Task statement:
Please repeat all of the listing exactly.
[START Data provided]
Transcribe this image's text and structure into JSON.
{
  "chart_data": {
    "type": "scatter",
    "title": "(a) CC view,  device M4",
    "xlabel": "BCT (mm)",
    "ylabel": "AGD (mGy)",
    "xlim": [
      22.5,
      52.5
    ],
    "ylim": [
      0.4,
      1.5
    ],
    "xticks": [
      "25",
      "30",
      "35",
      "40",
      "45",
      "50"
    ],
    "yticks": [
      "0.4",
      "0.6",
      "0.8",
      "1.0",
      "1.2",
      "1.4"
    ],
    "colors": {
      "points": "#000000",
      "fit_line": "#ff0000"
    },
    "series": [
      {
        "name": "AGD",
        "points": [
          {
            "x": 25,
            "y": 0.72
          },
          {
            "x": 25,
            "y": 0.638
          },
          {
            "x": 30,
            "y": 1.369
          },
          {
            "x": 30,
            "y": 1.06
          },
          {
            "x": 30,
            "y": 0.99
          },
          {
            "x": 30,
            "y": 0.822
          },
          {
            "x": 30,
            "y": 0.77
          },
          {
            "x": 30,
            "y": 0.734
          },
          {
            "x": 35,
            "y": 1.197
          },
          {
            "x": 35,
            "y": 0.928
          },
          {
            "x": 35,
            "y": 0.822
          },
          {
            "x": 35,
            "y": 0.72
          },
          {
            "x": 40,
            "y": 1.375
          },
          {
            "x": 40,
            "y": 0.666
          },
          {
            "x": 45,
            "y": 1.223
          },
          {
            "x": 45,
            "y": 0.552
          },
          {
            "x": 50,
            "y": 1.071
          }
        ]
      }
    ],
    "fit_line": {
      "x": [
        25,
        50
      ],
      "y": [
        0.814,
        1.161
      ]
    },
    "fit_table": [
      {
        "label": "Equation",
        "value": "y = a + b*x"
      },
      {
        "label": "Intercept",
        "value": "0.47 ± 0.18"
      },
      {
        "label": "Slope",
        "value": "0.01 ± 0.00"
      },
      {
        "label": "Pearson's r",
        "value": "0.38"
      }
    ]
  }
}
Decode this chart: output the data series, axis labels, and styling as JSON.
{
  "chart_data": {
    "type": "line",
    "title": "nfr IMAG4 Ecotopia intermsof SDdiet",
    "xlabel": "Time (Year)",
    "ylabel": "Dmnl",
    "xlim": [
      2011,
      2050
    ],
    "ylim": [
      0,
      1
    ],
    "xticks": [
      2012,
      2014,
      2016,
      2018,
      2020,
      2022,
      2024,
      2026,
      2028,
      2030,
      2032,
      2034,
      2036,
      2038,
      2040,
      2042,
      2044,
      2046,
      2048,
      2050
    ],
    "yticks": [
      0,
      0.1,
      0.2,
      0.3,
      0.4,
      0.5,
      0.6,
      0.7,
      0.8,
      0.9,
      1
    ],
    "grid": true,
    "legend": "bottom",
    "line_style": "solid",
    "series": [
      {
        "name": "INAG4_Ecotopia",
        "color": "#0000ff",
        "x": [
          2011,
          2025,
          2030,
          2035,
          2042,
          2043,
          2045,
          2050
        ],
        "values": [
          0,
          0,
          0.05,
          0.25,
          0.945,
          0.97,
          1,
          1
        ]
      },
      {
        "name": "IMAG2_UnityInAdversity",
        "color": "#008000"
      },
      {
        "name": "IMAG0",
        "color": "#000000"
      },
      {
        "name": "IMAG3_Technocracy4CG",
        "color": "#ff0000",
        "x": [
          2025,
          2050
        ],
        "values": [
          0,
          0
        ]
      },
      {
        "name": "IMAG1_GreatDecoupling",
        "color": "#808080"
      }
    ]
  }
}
[END Data provided]
Result:
Transcribe this image's text and structure into JSON.
{
  "chart_data": {
    "type": "scatter",
    "title": "(a) CC view,  device M4",
    "xlabel": "BCT (mm)",
    "ylabel": "AGD (mGy)",
    "xlim": [
      22.5,
      52.5
    ],
    "ylim": [
      0.4,
      1.5
    ],
    "xticks": [
      "25",
      "30",
      "35",
      "40",
      "45",
      "50"
    ],
    "yticks": [
      "0.4",
      "0.6",
      "0.8",
      "1.0",
      "1.2",
      "1.4"
    ],
    "colors": {
      "points": "#000000",
      "fit_line": "#ff0000"
    },
    "series": [
      {
        "name": "AGD",
        "points": [
          {
            "x": 25,
            "y": 0.72
          },
          {
            "x": 25,
            "y": 0.638
          },
          {
            "x": 30,
            "y": 1.369
          },
          {
            "x": 30,
            "y": 1.06
          },
          {
            "x": 30,
            "y": 0.99
          },
          {
            "x": 30,
            "y": 0.822
          },
          {
            "x": 30,
            "y": 0.77
          },
          {
            "x": 30,
            "y": 0.734
          },
          {
            "x": 35,
            "y": 1.197
          },
          {
            "x": 35,
            "y": 0.928
          },
          {
            "x": 35,
            "y": 0.822
          },
          {
            "x": 35,
            "y": 0.72
          },
          {
            "x": 40,
            "y": 1.375
          },
          {
            "x": 40,
            "y": 0.666
          },
          {
            "x": 45,
            "y": 1.223
          },
          {
            "x": 45,
            "y": 0.552
          },
          {
            "x": 50,
            "y": 1.071
          }
        ]
      }
    ],
    "fit_line": {
      "x": [
        25,
        50
      ],
      "y": [
        0.814,
        1.161
      ]
    },
    "fit_table": [
      {
        "label": "Equation",
        "value": "y = a + b*x"
      },
      {
        "label": "Intercept",
        "value": "0.47 ± 0.18"
      },
      {
        "label": "Slope",
        "value": "0.01 ± 0.00"
      },
      {
        "label": "Pearson's r",
        "value": "0.38"
      }
    ]
  }
}
Decode this chart: output the data series, axis labels, and styling as JSON.
{
  "chart_data": {
    "type": "line",
    "title": "nfr IMAG4 Ecotopia intermsof SDdiet",
    "xlabel": "Time (Year)",
    "ylabel": "Dmnl",
    "xlim": [
      2011,
      2050
    ],
    "ylim": [
      0,
      1
    ],
    "xticks": [
      2012,
      2014,
      2016,
      2018,
      2020,
      2022,
      2024,
      2026,
      2028,
      2030,
      2032,
      2034,
      2036,
      2038,
      2040,
      2042,
      2044,
      2046,
      2048,
      2050
    ],
    "yticks": [
      0,
      0.1,
      0.2,
      0.3,
      0.4,
      0.5,
      0.6,
      0.7,
      0.8,
      0.9,
      1
    ],
    "grid": true,
    "legend": "bottom",
    "line_style": "solid",
    "series": [
      {
        "name": "INAG4_Ecotopia",
        "color": "#0000ff",
        "x": [
          2011,
          2025,
          2030,
          2035,
          2042,
          2043,
          2045,
          2050
        ],
        "values": [
          0,
          0,
          0.05,
          0.25,
          0.945,
          0.97,
          1,
          1
        ]
      },
      {
        "name": "IMAG2_UnityInAdversity",
        "color": "#008000"
      },
      {
        "name": "IMAG0",
        "color": "#000000"
      },
      {
        "name": "IMAG3_Technocracy4CG",
        "color": "#ff0000",
        "x": [
          2025,
          2050
        ],
        "values": [
          0,
          0
        ]
      },
      {
        "name": "IMAG1_GreatDecoupling",
        "color": "#808080"
      }
    ]
  }
}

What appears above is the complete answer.